=== Dataset content ===
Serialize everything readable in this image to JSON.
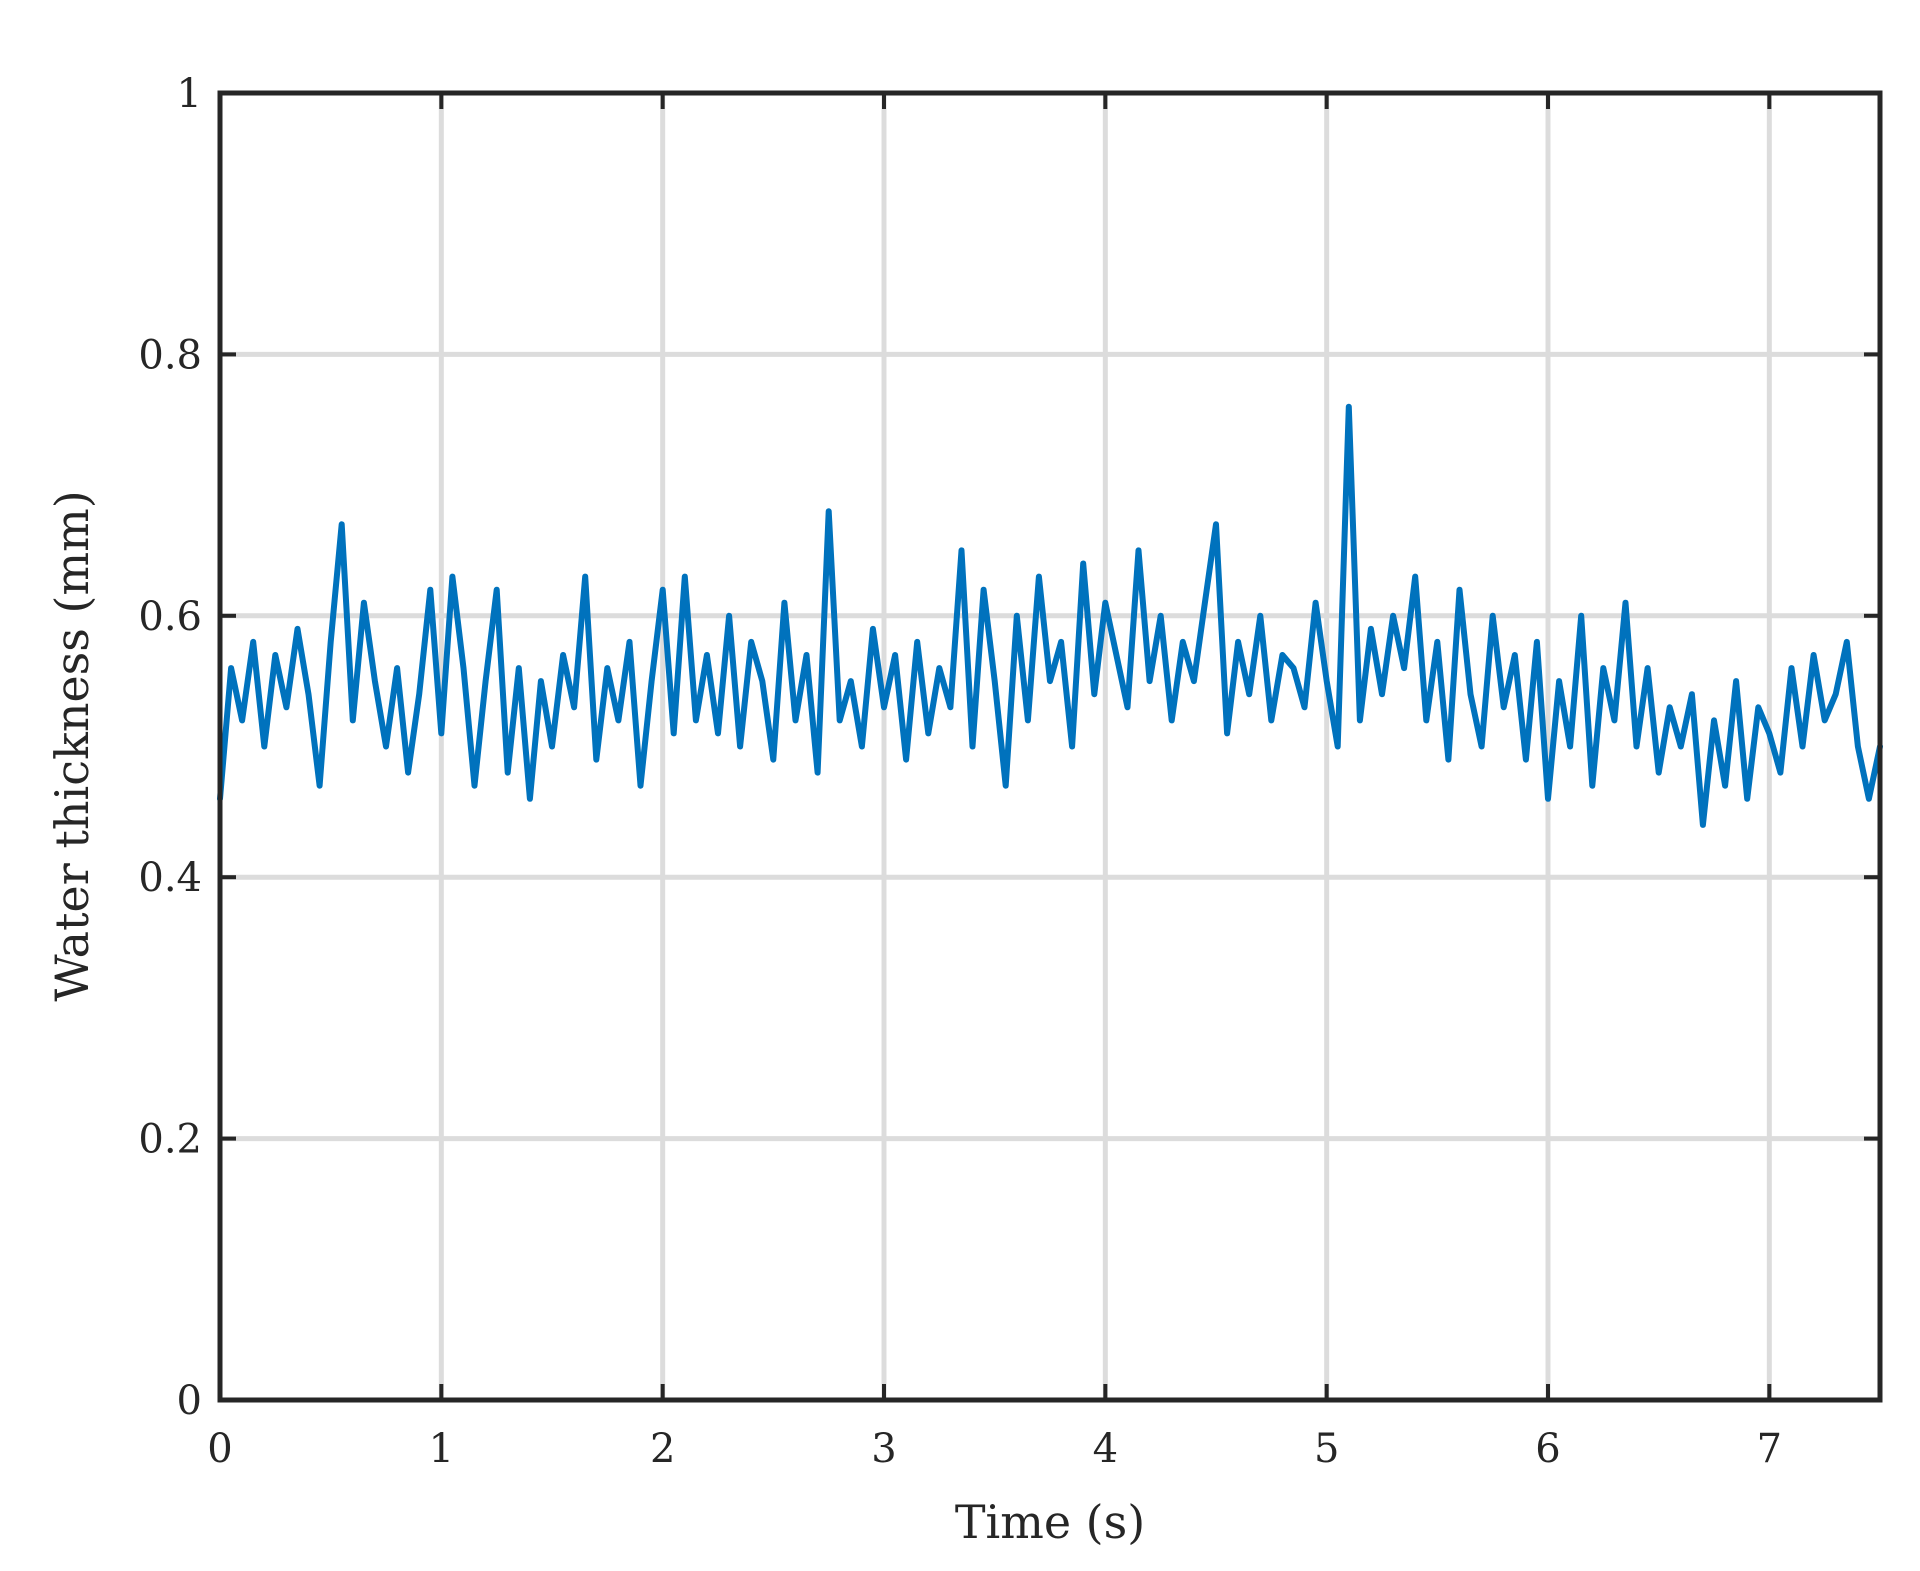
{
  "chart_data": {
    "type": "line",
    "xlabel": "Time (s)",
    "ylabel": "Water thickness (mm)",
    "xlim": [
      0,
      7.5
    ],
    "ylim": [
      0,
      1
    ],
    "xticks": [
      0,
      1,
      2,
      3,
      4,
      5,
      6,
      7
    ],
    "yticks": [
      0,
      0.2,
      0.4,
      0.6,
      0.8,
      1
    ],
    "x_tick_labels": [
      "0",
      "1",
      "2",
      "3",
      "4",
      "5",
      "6",
      "7"
    ],
    "y_tick_labels": [
      "0",
      "0.2",
      "0.4",
      "0.6",
      "0.8",
      "1"
    ],
    "grid": true,
    "series": [
      {
        "color": "#0072BD",
        "x": [
          0,
          0.05,
          0.1,
          0.15,
          0.2,
          0.25,
          0.3,
          0.35,
          0.4,
          0.45,
          0.5,
          0.55,
          0.6,
          0.65,
          0.7,
          0.75,
          0.8,
          0.85,
          0.9,
          0.95,
          1,
          1.05,
          1.1,
          1.15,
          1.2,
          1.25,
          1.3,
          1.35,
          1.4,
          1.45,
          1.5,
          1.55,
          1.6,
          1.65,
          1.7,
          1.75,
          1.8,
          1.85,
          1.9,
          1.95,
          2,
          2.05,
          2.1,
          2.15,
          2.2,
          2.25,
          2.3,
          2.35,
          2.4,
          2.45,
          2.5,
          2.55,
          2.6,
          2.65,
          2.7,
          2.75,
          2.8,
          2.85,
          2.9,
          2.95,
          3,
          3.05,
          3.1,
          3.15,
          3.2,
          3.25,
          3.3,
          3.35,
          3.4,
          3.45,
          3.5,
          3.55,
          3.6,
          3.65,
          3.7,
          3.75,
          3.8,
          3.85,
          3.9,
          3.95,
          4,
          4.05,
          4.1,
          4.15,
          4.2,
          4.25,
          4.3,
          4.35,
          4.4,
          4.45,
          4.5,
          4.55,
          4.6,
          4.65,
          4.7,
          4.75,
          4.8,
          4.85,
          4.9,
          4.95,
          5,
          5.05,
          5.1,
          5.15,
          5.2,
          5.25,
          5.3,
          5.35,
          5.4,
          5.45,
          5.5,
          5.55,
          5.6,
          5.65,
          5.7,
          5.75,
          5.8,
          5.85,
          5.9,
          5.95,
          6,
          6.05,
          6.1,
          6.15,
          6.2,
          6.25,
          6.3,
          6.35,
          6.4,
          6.45,
          6.5,
          6.55,
          6.6,
          6.65,
          6.7,
          6.75,
          6.8,
          6.85,
          6.9,
          6.95,
          7,
          7.05,
          7.1,
          7.15,
          7.2,
          7.25,
          7.3,
          7.35,
          7.4,
          7.45,
          7.5
        ],
        "y": [
          0.46,
          0.56,
          0.52,
          0.58,
          0.5,
          0.57,
          0.53,
          0.59,
          0.54,
          0.47,
          0.58,
          0.67,
          0.52,
          0.61,
          0.55,
          0.5,
          0.56,
          0.48,
          0.54,
          0.62,
          0.51,
          0.63,
          0.56,
          0.47,
          0.55,
          0.62,
          0.48,
          0.56,
          0.46,
          0.55,
          0.5,
          0.57,
          0.53,
          0.63,
          0.49,
          0.56,
          0.52,
          0.58,
          0.47,
          0.55,
          0.62,
          0.51,
          0.63,
          0.52,
          0.57,
          0.51,
          0.6,
          0.5,
          0.58,
          0.55,
          0.49,
          0.61,
          0.52,
          0.57,
          0.48,
          0.68,
          0.52,
          0.55,
          0.5,
          0.59,
          0.53,
          0.57,
          0.49,
          0.58,
          0.51,
          0.56,
          0.53,
          0.65,
          0.5,
          0.62,
          0.55,
          0.47,
          0.6,
          0.52,
          0.63,
          0.55,
          0.58,
          0.5,
          0.64,
          0.54,
          0.61,
          0.57,
          0.53,
          0.65,
          0.55,
          0.6,
          0.52,
          0.58,
          0.55,
          0.61,
          0.67,
          0.51,
          0.58,
          0.54,
          0.6,
          0.52,
          0.57,
          0.56,
          0.53,
          0.61,
          0.55,
          0.5,
          0.76,
          0.52,
          0.59,
          0.54,
          0.6,
          0.56,
          0.63,
          0.52,
          0.58,
          0.49,
          0.62,
          0.54,
          0.5,
          0.6,
          0.53,
          0.57,
          0.49,
          0.58,
          0.46,
          0.55,
          0.5,
          0.6,
          0.47,
          0.56,
          0.52,
          0.61,
          0.5,
          0.56,
          0.48,
          0.53,
          0.5,
          0.54,
          0.44,
          0.52,
          0.47,
          0.55,
          0.46,
          0.53,
          0.51,
          0.48,
          0.56,
          0.5,
          0.57,
          0.52,
          0.54,
          0.58,
          0.5,
          0.46,
          0.5
        ]
      }
    ]
  }
}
===
▶ **Set task**:
All of the material above is to be copied exactly, except for its images.

▶ **Solved problem**:
Serialize everything readable in this image to JSON.
{
  "chart_data": {
    "type": "line",
    "xlabel": "Time (s)",
    "ylabel": "Water thickness (mm)",
    "xlim": [
      0,
      7.5
    ],
    "ylim": [
      0,
      1
    ],
    "xticks": [
      0,
      1,
      2,
      3,
      4,
      5,
      6,
      7
    ],
    "yticks": [
      0,
      0.2,
      0.4,
      0.6,
      0.8,
      1
    ],
    "x_tick_labels": [
      "0",
      "1",
      "2",
      "3",
      "4",
      "5",
      "6",
      "7"
    ],
    "y_tick_labels": [
      "0",
      "0.2",
      "0.4",
      "0.6",
      "0.8",
      "1"
    ],
    "grid": true,
    "series": [
      {
        "color": "#0072BD",
        "x": [
          0,
          0.05,
          0.1,
          0.15,
          0.2,
          0.25,
          0.3,
          0.35,
          0.4,
          0.45,
          0.5,
          0.55,
          0.6,
          0.65,
          0.7,
          0.75,
          0.8,
          0.85,
          0.9,
          0.95,
          1,
          1.05,
          1.1,
          1.15,
          1.2,
          1.25,
          1.3,
          1.35,
          1.4,
          1.45,
          1.5,
          1.55,
          1.6,
          1.65,
          1.7,
          1.75,
          1.8,
          1.85,
          1.9,
          1.95,
          2,
          2.05,
          2.1,
          2.15,
          2.2,
          2.25,
          2.3,
          2.35,
          2.4,
          2.45,
          2.5,
          2.55,
          2.6,
          2.65,
          2.7,
          2.75,
          2.8,
          2.85,
          2.9,
          2.95,
          3,
          3.05,
          3.1,
          3.15,
          3.2,
          3.25,
          3.3,
          3.35,
          3.4,
          3.45,
          3.5,
          3.55,
          3.6,
          3.65,
          3.7,
          3.75,
          3.8,
          3.85,
          3.9,
          3.95,
          4,
          4.05,
          4.1,
          4.15,
          4.2,
          4.25,
          4.3,
          4.35,
          4.4,
          4.45,
          4.5,
          4.55,
          4.6,
          4.65,
          4.7,
          4.75,
          4.8,
          4.85,
          4.9,
          4.95,
          5,
          5.05,
          5.1,
          5.15,
          5.2,
          5.25,
          5.3,
          5.35,
          5.4,
          5.45,
          5.5,
          5.55,
          5.6,
          5.65,
          5.7,
          5.75,
          5.8,
          5.85,
          5.9,
          5.95,
          6,
          6.05,
          6.1,
          6.15,
          6.2,
          6.25,
          6.3,
          6.35,
          6.4,
          6.45,
          6.5,
          6.55,
          6.6,
          6.65,
          6.7,
          6.75,
          6.8,
          6.85,
          6.9,
          6.95,
          7,
          7.05,
          7.1,
          7.15,
          7.2,
          7.25,
          7.3,
          7.35,
          7.4,
          7.45,
          7.5
        ],
        "y": [
          0.46,
          0.56,
          0.52,
          0.58,
          0.5,
          0.57,
          0.53,
          0.59,
          0.54,
          0.47,
          0.58,
          0.67,
          0.52,
          0.61,
          0.55,
          0.5,
          0.56,
          0.48,
          0.54,
          0.62,
          0.51,
          0.63,
          0.56,
          0.47,
          0.55,
          0.62,
          0.48,
          0.56,
          0.46,
          0.55,
          0.5,
          0.57,
          0.53,
          0.63,
          0.49,
          0.56,
          0.52,
          0.58,
          0.47,
          0.55,
          0.62,
          0.51,
          0.63,
          0.52,
          0.57,
          0.51,
          0.6,
          0.5,
          0.58,
          0.55,
          0.49,
          0.61,
          0.52,
          0.57,
          0.48,
          0.68,
          0.52,
          0.55,
          0.5,
          0.59,
          0.53,
          0.57,
          0.49,
          0.58,
          0.51,
          0.56,
          0.53,
          0.65,
          0.5,
          0.62,
          0.55,
          0.47,
          0.6,
          0.52,
          0.63,
          0.55,
          0.58,
          0.5,
          0.64,
          0.54,
          0.61,
          0.57,
          0.53,
          0.65,
          0.55,
          0.6,
          0.52,
          0.58,
          0.55,
          0.61,
          0.67,
          0.51,
          0.58,
          0.54,
          0.6,
          0.52,
          0.57,
          0.56,
          0.53,
          0.61,
          0.55,
          0.5,
          0.76,
          0.52,
          0.59,
          0.54,
          0.6,
          0.56,
          0.63,
          0.52,
          0.58,
          0.49,
          0.62,
          0.54,
          0.5,
          0.6,
          0.53,
          0.57,
          0.49,
          0.58,
          0.46,
          0.55,
          0.5,
          0.6,
          0.47,
          0.56,
          0.52,
          0.61,
          0.5,
          0.56,
          0.48,
          0.53,
          0.5,
          0.54,
          0.44,
          0.52,
          0.47,
          0.55,
          0.46,
          0.53,
          0.51,
          0.48,
          0.56,
          0.5,
          0.57,
          0.52,
          0.54,
          0.58,
          0.5,
          0.46,
          0.5
        ]
      }
    ]
  }
}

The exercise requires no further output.